Collected data
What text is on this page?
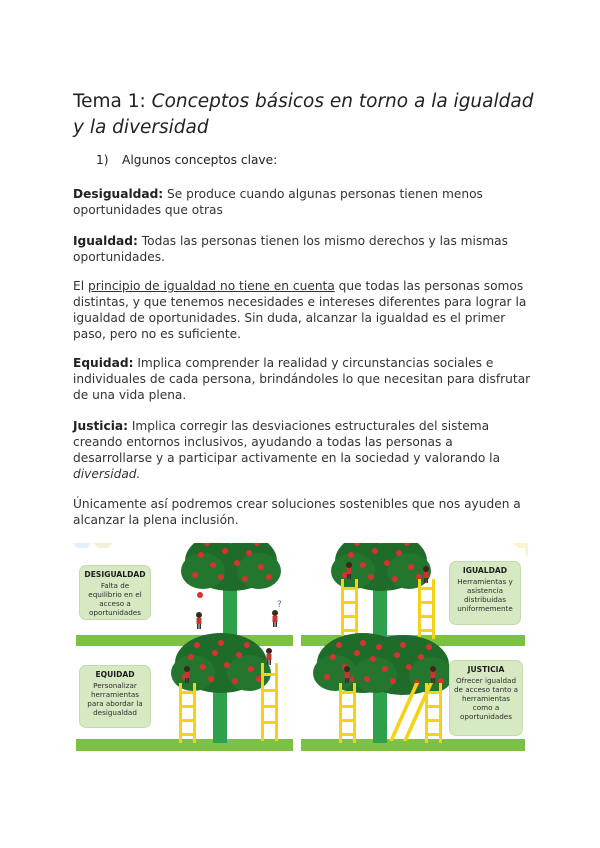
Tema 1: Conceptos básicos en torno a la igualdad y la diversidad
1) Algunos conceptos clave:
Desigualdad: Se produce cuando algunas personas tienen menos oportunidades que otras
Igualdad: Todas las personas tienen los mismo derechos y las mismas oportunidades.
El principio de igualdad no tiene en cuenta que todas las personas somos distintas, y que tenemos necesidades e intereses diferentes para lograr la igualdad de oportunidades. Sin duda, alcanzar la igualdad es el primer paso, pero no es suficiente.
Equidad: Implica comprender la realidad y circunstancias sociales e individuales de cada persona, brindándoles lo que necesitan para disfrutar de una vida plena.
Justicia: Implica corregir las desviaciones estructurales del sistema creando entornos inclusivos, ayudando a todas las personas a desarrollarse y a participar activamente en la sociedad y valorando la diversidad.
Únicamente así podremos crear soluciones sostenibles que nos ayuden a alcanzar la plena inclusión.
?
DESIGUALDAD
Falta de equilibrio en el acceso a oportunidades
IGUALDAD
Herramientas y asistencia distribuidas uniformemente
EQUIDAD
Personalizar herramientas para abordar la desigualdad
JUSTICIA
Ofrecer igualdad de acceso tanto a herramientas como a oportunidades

--

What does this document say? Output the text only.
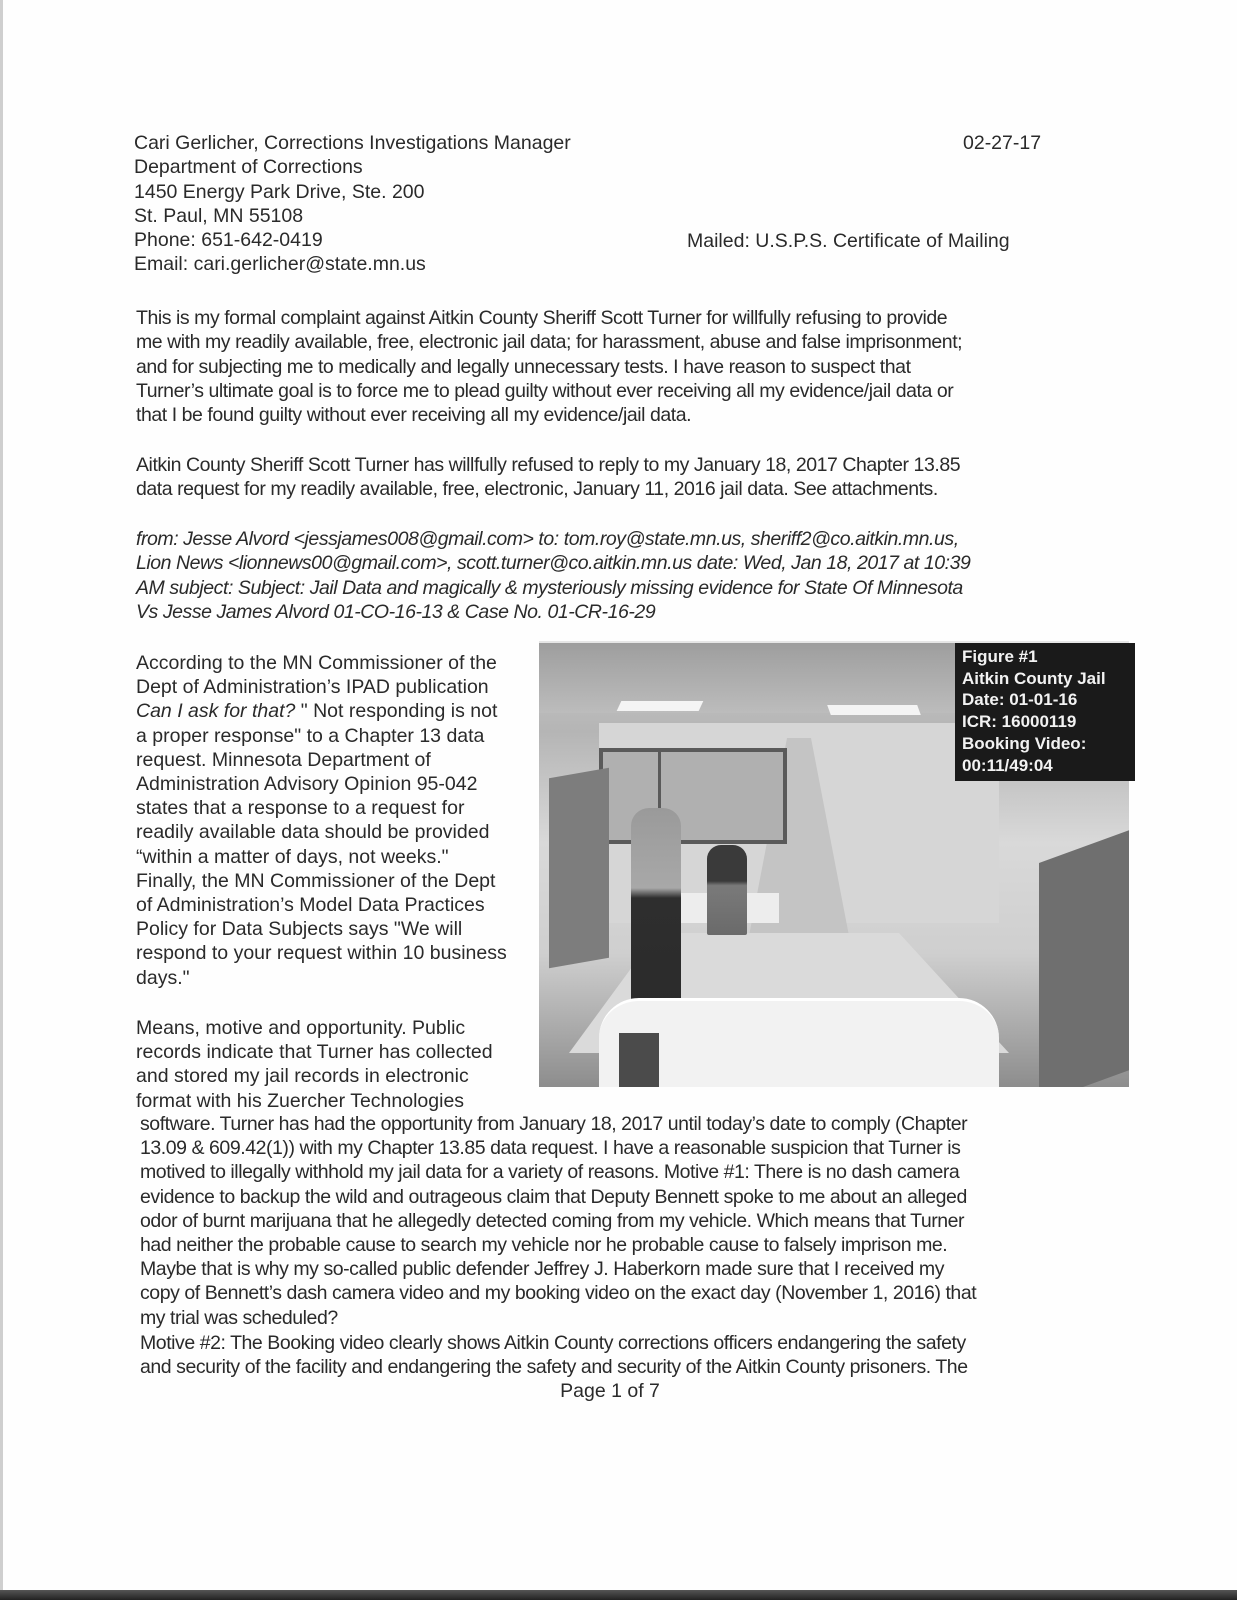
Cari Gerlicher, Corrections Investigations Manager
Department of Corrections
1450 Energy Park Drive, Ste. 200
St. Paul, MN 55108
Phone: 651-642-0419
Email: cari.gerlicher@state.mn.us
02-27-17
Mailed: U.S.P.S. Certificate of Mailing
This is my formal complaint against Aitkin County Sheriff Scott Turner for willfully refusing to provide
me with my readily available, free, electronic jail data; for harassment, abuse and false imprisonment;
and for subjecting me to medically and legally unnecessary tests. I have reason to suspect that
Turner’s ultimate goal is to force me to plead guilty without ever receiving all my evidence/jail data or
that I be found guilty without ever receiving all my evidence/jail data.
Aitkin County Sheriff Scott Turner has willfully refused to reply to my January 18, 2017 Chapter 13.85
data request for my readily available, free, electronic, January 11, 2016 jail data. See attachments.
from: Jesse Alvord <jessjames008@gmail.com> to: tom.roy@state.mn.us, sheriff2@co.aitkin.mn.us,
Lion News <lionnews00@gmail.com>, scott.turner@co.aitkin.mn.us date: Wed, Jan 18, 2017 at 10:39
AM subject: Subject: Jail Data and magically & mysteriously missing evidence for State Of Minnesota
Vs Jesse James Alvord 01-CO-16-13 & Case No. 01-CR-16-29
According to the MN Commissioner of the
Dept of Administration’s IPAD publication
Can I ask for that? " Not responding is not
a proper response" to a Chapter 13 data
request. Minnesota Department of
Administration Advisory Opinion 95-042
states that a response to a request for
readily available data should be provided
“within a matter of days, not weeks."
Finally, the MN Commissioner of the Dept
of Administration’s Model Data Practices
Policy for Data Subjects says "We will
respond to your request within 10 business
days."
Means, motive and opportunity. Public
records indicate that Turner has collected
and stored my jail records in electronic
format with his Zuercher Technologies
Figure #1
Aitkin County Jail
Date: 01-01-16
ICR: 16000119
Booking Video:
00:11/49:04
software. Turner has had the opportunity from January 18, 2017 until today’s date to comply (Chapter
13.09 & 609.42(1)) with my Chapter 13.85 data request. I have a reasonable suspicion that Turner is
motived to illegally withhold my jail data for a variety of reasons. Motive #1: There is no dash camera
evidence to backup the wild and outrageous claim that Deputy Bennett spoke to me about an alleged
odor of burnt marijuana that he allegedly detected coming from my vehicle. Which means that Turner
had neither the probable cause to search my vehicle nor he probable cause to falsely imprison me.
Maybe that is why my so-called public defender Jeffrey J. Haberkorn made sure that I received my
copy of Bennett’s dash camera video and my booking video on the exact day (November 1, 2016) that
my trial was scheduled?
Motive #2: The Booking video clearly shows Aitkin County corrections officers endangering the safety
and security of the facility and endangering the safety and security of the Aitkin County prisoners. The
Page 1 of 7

==

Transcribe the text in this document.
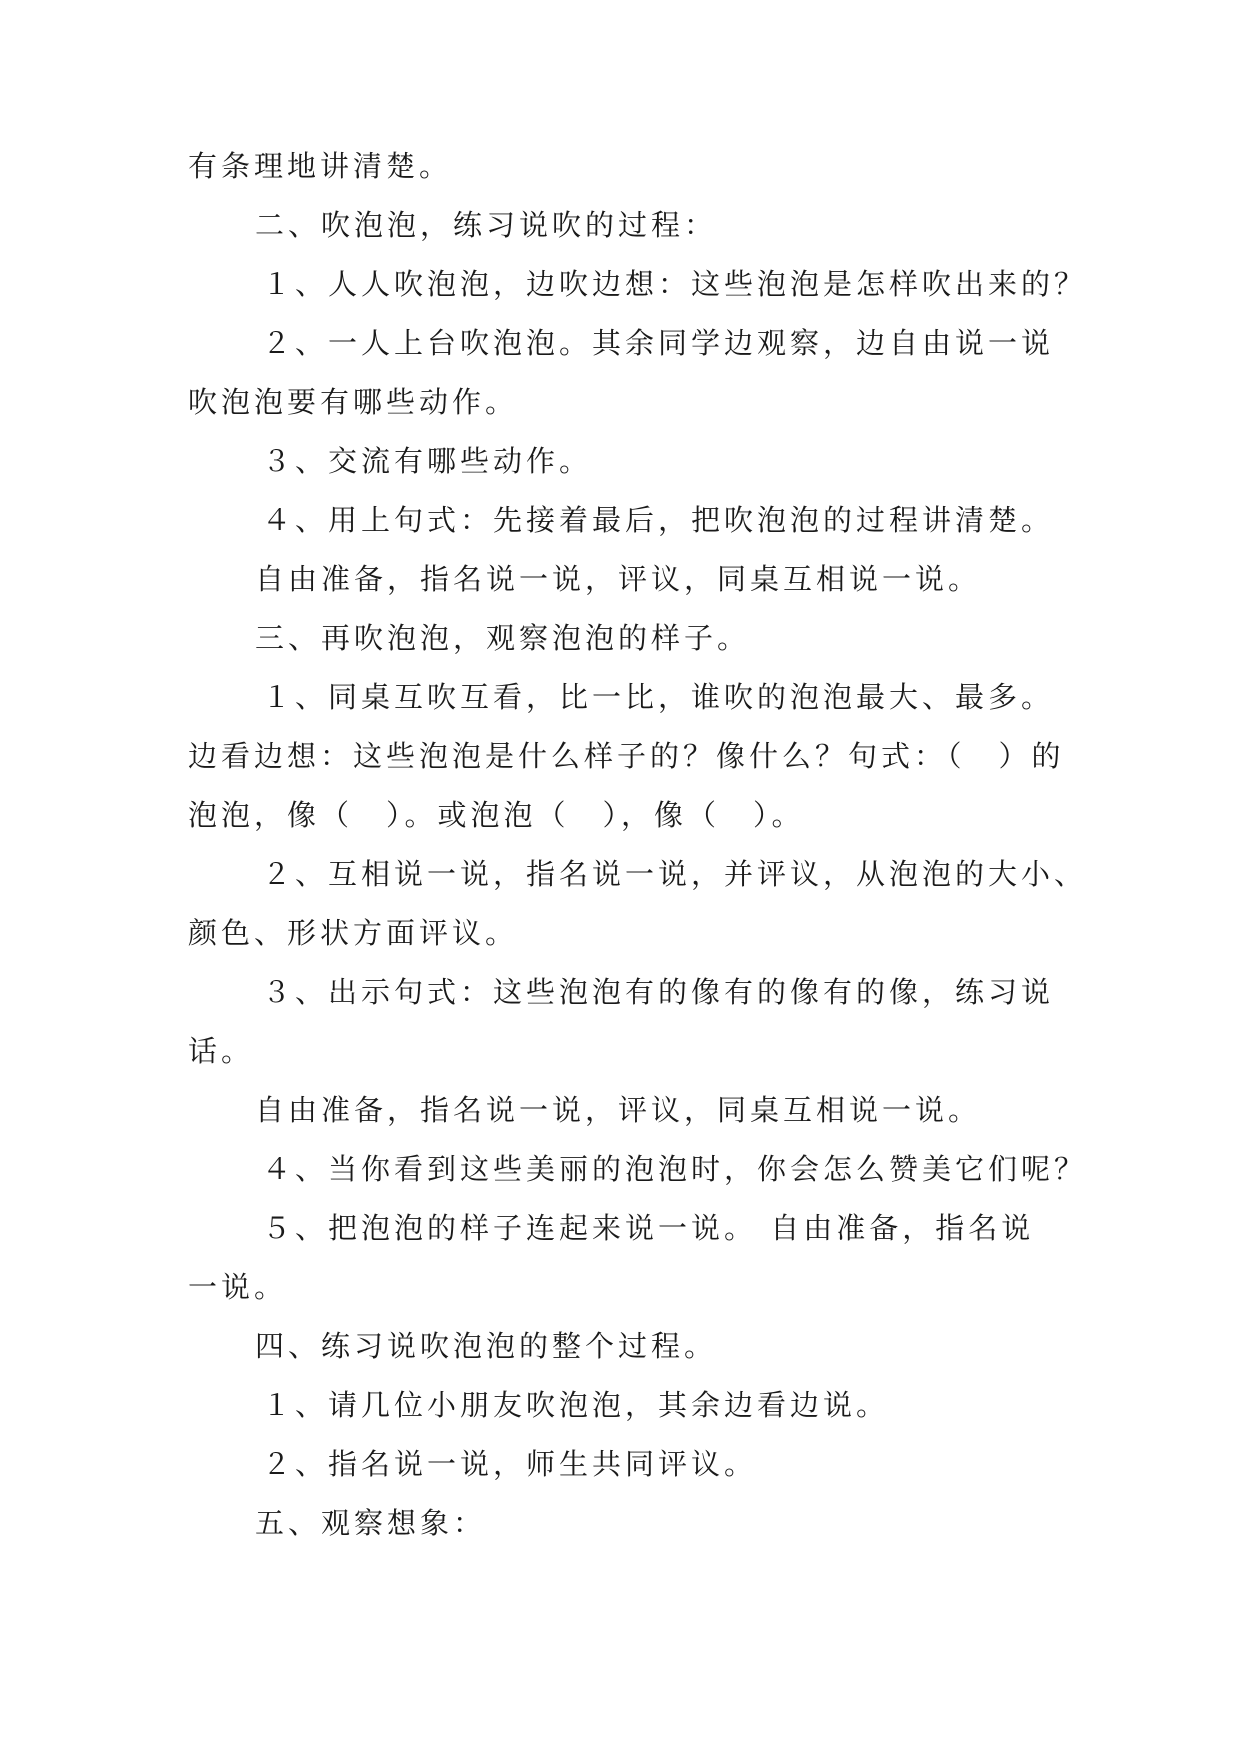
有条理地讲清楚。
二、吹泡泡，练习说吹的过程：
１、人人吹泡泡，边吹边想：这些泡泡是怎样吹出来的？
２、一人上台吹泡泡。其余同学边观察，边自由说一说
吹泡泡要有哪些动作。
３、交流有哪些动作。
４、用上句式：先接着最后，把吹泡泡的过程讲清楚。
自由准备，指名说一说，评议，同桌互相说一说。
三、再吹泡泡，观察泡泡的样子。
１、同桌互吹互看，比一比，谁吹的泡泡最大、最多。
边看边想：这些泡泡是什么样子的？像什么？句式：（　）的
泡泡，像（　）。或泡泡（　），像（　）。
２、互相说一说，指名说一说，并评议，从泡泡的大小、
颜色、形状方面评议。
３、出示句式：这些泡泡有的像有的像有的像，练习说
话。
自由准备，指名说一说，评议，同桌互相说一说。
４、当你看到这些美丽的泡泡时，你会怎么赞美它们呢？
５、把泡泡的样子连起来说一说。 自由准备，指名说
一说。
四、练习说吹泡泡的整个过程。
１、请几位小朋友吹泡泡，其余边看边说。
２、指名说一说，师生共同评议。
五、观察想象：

## Set task
Only the number is wanted: how many lines in the data include the word "Alvord"?

## Task result
2